EXERCISE DIRECTIONS »
Find every line in the records below that contains the word "Voltage", and copy each such line.

━━ AVAILABLE DATA

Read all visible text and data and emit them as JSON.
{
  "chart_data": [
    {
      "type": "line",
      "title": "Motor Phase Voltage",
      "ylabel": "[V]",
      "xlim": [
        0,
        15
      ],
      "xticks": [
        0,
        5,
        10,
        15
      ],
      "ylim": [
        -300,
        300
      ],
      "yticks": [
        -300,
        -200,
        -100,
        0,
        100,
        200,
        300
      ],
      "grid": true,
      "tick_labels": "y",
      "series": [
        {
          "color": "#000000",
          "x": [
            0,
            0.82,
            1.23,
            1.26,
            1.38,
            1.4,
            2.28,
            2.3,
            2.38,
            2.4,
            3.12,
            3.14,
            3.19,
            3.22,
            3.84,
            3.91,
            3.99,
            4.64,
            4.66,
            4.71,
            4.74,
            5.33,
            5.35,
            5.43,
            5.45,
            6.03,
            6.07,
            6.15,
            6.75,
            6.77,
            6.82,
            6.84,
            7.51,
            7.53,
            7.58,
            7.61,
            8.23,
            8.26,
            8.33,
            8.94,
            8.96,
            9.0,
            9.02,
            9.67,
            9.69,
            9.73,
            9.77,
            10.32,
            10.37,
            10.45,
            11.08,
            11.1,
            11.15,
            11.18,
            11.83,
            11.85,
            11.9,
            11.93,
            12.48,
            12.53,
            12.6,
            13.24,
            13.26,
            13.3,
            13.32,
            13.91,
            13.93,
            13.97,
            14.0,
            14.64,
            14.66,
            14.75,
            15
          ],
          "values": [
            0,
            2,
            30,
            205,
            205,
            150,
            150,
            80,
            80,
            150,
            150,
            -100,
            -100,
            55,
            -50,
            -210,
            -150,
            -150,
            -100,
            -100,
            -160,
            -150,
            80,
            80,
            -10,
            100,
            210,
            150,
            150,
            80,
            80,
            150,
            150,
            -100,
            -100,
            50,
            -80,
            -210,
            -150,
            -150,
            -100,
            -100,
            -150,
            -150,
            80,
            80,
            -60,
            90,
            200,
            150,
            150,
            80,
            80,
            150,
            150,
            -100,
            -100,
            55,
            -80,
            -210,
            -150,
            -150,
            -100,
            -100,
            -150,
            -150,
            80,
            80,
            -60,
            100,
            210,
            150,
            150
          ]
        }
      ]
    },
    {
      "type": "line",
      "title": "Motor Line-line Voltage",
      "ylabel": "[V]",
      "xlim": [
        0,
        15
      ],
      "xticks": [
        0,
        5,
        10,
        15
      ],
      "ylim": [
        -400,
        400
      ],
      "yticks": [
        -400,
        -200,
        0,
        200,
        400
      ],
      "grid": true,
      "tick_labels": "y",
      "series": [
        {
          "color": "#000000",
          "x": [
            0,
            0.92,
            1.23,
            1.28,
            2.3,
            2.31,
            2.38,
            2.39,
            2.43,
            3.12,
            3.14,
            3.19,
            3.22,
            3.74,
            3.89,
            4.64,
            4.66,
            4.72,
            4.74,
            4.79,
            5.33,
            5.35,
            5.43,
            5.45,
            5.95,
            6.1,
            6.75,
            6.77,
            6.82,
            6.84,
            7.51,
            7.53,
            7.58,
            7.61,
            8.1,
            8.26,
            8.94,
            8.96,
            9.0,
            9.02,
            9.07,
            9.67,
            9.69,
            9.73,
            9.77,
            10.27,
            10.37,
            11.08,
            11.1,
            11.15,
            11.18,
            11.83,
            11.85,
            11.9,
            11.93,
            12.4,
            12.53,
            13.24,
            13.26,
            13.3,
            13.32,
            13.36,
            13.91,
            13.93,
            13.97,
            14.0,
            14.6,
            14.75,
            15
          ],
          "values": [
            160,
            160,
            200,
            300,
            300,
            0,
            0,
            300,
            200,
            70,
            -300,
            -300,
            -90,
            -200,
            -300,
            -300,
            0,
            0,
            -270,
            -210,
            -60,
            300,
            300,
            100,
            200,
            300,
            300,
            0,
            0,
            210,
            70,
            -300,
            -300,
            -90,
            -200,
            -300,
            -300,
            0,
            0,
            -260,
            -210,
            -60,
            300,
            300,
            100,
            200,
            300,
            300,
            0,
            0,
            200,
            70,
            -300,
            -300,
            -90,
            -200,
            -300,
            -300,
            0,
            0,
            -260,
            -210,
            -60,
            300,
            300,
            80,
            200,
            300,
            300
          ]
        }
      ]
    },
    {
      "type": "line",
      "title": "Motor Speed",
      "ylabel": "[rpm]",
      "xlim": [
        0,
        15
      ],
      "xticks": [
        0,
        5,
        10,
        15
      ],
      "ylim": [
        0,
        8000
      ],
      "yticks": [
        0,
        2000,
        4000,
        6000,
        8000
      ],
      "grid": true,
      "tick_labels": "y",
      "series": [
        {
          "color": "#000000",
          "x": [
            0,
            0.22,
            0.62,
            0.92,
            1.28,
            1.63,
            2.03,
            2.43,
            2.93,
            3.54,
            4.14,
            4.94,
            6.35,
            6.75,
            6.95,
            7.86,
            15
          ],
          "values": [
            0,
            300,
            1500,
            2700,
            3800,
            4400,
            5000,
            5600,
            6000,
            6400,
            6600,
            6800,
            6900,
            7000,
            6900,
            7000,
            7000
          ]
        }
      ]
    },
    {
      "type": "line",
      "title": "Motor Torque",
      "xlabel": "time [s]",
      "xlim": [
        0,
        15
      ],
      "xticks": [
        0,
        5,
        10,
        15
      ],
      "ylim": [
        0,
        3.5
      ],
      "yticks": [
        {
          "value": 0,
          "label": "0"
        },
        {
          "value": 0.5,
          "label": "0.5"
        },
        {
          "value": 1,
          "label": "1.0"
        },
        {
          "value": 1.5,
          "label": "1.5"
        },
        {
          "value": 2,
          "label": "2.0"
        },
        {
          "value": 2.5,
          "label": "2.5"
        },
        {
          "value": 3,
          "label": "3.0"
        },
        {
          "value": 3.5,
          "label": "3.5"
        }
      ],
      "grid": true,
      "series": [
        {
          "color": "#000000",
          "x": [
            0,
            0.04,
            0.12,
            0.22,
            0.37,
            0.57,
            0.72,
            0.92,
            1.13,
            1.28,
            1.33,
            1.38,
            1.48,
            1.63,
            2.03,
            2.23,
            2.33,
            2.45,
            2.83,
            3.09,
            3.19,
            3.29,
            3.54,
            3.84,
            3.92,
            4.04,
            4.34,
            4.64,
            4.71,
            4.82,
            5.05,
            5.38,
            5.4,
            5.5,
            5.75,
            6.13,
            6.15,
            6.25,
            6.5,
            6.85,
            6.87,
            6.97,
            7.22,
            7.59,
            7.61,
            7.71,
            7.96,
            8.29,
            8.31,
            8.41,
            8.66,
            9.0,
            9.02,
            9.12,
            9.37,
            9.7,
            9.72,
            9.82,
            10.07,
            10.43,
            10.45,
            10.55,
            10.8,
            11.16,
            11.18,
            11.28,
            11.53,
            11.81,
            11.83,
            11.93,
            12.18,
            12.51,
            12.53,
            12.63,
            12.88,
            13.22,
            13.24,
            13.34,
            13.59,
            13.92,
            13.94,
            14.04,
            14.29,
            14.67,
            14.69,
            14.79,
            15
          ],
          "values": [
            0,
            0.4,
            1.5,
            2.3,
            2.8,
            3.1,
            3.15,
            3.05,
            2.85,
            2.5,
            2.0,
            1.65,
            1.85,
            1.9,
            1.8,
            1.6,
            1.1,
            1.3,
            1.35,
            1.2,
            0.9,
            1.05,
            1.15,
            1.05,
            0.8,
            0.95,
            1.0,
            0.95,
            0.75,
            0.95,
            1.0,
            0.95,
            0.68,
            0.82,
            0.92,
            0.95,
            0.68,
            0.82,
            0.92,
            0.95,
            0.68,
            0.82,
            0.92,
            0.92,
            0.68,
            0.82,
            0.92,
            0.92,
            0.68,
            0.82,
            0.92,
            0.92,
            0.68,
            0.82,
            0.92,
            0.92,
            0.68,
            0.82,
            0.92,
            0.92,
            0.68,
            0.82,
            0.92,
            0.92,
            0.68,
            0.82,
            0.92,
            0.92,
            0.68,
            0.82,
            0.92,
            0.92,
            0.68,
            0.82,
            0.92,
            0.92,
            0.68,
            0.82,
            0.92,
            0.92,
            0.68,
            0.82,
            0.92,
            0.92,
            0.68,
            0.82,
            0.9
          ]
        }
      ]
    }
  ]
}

━━━━

ANSWER TO THE PROBLEM »
      "title": "Motor Phase Voltage",
      "title": "Motor Line-line Voltage",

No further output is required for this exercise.